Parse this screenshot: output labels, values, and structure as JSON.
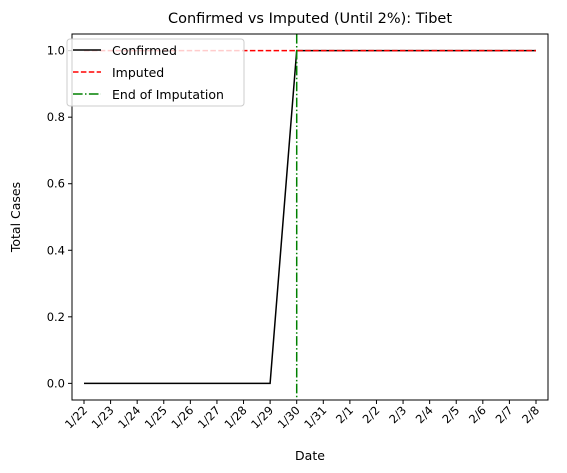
{
  "chart_data": {
    "type": "line",
    "title": "Confirmed vs Imputed (Until 2%): Tibet",
    "xlabel": "Date",
    "ylabel": "Total Cases",
    "categories": [
      "1/22",
      "1/23",
      "1/24",
      "1/25",
      "1/26",
      "1/27",
      "1/28",
      "1/29",
      "1/30",
      "1/31",
      "2/1",
      "2/2",
      "2/3",
      "2/4",
      "2/5",
      "2/6",
      "2/7",
      "2/8"
    ],
    "ylim": [
      -0.05,
      1.05
    ],
    "yticks": [
      0.0,
      0.2,
      0.4,
      0.6,
      0.8,
      1.0
    ],
    "ytick_labels": [
      "0.0",
      "0.2",
      "0.4",
      "0.6",
      "0.8",
      "1.0"
    ],
    "series": [
      {
        "name": "Confirmed",
        "color": "#000000",
        "style": "solid",
        "values": [
          0,
          0,
          0,
          0,
          0,
          0,
          0,
          0,
          1,
          1,
          1,
          1,
          1,
          1,
          1,
          1,
          1,
          1
        ]
      },
      {
        "name": "Imputed",
        "color": "#ff0000",
        "style": "dashed",
        "values": [
          1,
          1,
          1,
          1,
          1,
          1,
          1,
          1,
          1,
          1,
          1,
          1,
          1,
          1,
          1,
          1,
          1,
          1
        ]
      }
    ],
    "vline": {
      "name": "End of Imputation",
      "x": "1/30",
      "color": "#008000",
      "style": "dashdot"
    },
    "legend_position": "top-left",
    "grid": false
  }
}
···
SET TASK: Pull out every line of the records that includes the string "name".

REPLY:
        "name": "Confirmed",
        "name": "Imputed",
      "name": "End of Imputation",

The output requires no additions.